Select every line holding the word "JSON" and copy it.

────────────────────

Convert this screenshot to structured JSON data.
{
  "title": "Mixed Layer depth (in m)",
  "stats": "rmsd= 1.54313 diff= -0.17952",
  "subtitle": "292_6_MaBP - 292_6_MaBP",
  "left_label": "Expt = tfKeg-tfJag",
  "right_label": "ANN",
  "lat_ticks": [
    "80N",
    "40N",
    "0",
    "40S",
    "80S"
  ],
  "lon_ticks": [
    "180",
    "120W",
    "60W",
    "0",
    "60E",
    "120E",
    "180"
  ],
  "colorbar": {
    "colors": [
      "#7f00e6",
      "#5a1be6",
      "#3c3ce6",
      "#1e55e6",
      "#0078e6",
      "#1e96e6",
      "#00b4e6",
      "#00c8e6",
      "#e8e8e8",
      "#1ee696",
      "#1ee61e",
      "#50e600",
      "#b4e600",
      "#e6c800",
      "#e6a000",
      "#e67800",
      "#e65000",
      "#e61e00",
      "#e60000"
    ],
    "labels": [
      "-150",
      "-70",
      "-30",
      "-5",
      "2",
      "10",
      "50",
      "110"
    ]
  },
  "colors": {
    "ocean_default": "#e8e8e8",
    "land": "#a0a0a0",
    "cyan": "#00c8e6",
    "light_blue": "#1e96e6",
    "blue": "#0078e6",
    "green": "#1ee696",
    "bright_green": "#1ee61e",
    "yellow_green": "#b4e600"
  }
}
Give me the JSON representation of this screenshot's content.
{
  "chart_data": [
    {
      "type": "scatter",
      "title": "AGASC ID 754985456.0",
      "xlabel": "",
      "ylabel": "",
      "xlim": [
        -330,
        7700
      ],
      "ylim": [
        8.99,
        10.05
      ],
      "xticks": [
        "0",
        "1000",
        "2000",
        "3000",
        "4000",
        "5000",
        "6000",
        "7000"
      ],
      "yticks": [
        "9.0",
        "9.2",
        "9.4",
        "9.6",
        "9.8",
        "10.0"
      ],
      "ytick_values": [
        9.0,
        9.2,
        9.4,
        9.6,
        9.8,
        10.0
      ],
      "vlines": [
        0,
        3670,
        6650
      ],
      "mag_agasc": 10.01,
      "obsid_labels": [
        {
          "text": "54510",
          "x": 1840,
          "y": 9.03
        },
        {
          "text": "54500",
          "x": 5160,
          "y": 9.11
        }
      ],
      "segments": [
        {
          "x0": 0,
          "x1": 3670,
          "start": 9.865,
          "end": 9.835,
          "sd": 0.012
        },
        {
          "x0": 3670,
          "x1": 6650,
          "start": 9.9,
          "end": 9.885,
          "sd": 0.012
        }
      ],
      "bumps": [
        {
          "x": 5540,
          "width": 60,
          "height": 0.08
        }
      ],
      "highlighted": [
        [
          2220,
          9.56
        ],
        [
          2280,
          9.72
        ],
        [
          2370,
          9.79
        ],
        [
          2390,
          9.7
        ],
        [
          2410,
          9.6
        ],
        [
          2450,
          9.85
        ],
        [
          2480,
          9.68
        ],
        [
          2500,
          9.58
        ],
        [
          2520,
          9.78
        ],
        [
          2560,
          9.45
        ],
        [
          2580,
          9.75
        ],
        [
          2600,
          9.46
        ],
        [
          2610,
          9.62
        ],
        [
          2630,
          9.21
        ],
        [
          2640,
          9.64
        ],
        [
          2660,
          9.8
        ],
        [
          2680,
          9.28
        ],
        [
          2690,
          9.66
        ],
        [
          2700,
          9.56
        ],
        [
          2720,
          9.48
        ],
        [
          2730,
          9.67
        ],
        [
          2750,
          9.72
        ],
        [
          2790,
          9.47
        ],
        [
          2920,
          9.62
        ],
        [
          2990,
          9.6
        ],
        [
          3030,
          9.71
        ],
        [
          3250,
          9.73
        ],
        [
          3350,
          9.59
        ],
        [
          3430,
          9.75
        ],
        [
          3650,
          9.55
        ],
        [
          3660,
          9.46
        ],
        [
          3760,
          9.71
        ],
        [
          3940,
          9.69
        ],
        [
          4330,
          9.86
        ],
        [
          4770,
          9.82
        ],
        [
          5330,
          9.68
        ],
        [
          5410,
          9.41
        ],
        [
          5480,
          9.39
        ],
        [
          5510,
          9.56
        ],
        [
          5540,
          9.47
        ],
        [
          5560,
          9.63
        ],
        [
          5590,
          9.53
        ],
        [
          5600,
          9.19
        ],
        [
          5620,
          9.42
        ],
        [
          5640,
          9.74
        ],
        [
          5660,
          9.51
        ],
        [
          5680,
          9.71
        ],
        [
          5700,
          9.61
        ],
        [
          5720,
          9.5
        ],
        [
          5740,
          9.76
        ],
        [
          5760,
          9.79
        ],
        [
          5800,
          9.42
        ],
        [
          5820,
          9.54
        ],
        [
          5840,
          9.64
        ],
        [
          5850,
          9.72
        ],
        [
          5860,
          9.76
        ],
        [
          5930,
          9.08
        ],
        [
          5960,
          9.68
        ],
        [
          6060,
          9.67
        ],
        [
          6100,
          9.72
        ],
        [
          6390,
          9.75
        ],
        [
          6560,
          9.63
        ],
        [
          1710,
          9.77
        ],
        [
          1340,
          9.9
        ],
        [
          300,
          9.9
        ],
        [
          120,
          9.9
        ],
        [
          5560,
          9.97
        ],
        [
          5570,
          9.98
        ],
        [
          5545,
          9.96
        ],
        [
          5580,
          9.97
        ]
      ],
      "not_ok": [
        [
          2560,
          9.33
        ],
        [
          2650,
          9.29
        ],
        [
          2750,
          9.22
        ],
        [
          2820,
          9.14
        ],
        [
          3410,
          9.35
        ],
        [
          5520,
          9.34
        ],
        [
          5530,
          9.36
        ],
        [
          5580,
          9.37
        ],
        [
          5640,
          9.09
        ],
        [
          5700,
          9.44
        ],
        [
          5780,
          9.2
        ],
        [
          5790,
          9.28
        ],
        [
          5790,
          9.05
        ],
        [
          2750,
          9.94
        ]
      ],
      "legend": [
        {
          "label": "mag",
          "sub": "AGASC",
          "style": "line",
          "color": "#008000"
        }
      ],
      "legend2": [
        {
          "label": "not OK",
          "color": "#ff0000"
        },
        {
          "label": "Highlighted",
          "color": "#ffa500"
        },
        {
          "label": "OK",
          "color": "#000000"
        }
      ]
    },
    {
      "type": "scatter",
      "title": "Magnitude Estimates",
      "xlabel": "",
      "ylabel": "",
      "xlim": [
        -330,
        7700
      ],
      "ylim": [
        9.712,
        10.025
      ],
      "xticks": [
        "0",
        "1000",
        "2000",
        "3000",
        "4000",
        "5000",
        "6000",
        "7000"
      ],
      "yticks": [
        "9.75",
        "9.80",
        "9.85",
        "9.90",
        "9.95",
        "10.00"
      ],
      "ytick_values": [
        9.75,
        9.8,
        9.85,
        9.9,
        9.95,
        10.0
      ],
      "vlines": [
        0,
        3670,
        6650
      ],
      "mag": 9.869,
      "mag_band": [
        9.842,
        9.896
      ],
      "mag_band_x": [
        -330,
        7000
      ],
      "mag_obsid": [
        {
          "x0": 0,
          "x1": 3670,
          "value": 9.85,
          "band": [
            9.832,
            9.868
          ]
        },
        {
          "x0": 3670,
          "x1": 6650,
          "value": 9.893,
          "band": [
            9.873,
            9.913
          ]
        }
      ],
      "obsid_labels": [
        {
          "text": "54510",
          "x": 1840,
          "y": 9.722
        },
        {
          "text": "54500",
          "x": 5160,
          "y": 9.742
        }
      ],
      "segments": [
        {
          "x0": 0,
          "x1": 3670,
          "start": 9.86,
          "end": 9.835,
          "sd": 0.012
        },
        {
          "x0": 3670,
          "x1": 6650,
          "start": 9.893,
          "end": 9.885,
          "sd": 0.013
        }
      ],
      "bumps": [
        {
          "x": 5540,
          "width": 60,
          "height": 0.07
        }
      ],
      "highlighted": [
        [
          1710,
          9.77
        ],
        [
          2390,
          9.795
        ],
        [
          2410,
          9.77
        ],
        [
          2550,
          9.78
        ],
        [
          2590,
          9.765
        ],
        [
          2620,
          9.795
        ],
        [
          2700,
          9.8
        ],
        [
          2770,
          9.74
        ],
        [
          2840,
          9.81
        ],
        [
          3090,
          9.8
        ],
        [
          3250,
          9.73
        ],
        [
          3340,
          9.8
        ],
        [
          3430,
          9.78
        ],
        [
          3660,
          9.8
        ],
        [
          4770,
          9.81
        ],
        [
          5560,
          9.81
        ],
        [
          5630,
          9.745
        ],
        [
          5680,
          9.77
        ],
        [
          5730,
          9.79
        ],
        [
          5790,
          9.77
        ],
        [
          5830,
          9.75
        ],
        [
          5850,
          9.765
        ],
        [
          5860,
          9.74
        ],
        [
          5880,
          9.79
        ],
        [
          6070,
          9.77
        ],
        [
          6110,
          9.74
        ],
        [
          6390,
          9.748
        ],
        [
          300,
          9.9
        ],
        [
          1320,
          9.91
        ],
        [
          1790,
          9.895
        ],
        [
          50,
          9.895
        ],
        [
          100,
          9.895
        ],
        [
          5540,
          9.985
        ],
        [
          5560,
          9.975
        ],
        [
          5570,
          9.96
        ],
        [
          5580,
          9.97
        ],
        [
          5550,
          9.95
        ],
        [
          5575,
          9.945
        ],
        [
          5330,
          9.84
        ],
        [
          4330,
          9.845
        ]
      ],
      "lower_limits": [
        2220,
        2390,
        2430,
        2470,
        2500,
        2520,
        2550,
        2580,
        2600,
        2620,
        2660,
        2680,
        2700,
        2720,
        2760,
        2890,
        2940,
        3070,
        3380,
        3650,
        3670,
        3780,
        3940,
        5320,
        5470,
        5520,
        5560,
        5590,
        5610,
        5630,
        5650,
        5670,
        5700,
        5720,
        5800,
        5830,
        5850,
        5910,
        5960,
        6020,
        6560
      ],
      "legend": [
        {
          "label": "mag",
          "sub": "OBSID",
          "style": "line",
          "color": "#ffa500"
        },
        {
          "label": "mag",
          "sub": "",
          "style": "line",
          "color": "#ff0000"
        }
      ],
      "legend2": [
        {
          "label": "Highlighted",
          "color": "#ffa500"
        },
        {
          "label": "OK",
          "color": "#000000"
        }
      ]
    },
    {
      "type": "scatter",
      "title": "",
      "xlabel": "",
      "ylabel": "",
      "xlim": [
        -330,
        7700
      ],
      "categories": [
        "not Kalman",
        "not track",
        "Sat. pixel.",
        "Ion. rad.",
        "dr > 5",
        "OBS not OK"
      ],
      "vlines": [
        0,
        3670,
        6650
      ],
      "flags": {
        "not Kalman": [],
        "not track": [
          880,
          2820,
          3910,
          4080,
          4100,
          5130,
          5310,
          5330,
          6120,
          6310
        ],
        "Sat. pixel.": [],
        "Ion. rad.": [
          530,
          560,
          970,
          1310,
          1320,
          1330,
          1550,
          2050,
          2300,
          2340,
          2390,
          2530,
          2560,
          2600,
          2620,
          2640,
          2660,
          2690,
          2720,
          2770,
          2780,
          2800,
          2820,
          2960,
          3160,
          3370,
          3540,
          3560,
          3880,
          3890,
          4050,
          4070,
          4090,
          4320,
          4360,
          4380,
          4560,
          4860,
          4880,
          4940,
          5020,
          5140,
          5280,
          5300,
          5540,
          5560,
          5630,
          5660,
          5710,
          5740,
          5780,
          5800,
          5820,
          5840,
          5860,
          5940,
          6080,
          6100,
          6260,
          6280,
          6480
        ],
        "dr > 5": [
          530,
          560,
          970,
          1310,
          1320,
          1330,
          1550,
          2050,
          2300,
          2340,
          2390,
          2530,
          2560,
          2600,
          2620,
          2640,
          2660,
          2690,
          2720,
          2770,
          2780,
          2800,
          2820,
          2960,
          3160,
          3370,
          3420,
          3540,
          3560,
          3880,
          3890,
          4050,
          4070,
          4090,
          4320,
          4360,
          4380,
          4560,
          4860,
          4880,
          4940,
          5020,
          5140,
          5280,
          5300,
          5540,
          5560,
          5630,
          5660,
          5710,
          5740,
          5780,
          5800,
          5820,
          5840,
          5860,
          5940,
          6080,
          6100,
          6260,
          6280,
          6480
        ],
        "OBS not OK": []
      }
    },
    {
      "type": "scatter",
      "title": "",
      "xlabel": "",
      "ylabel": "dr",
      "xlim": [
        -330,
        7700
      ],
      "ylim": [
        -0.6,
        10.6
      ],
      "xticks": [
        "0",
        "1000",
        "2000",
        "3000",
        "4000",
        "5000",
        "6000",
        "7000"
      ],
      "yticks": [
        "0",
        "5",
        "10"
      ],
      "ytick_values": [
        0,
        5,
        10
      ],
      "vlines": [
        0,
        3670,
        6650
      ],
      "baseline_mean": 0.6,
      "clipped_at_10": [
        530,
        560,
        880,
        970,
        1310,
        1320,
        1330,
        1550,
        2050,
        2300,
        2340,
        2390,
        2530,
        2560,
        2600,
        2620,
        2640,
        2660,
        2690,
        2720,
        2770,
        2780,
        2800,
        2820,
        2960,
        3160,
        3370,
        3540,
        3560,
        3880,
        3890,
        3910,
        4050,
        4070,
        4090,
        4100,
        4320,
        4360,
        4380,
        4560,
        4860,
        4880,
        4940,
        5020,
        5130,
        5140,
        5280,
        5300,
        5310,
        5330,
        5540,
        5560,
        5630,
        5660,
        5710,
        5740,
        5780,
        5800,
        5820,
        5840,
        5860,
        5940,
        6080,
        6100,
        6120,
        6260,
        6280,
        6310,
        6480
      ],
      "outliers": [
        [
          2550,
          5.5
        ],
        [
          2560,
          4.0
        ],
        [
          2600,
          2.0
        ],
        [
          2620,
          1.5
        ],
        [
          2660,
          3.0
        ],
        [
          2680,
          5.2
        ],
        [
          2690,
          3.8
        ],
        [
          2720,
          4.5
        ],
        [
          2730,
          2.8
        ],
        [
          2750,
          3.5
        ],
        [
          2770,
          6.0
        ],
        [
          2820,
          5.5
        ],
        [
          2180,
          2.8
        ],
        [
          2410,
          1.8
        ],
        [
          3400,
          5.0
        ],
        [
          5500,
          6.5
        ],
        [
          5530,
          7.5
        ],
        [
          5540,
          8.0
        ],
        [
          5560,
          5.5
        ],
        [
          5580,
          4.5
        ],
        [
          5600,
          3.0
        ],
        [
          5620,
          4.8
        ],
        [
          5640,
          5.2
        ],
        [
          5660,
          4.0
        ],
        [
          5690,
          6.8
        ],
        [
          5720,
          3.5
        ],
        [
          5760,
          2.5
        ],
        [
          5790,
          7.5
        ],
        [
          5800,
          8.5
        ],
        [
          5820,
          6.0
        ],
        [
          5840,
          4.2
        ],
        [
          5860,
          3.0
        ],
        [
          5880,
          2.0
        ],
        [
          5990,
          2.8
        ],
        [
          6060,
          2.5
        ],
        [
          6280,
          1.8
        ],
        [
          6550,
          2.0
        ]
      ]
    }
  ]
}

────────────────────

Correct output:
Convert this screenshot to structured JSON data.
Give me the JSON representation of this screenshot's content.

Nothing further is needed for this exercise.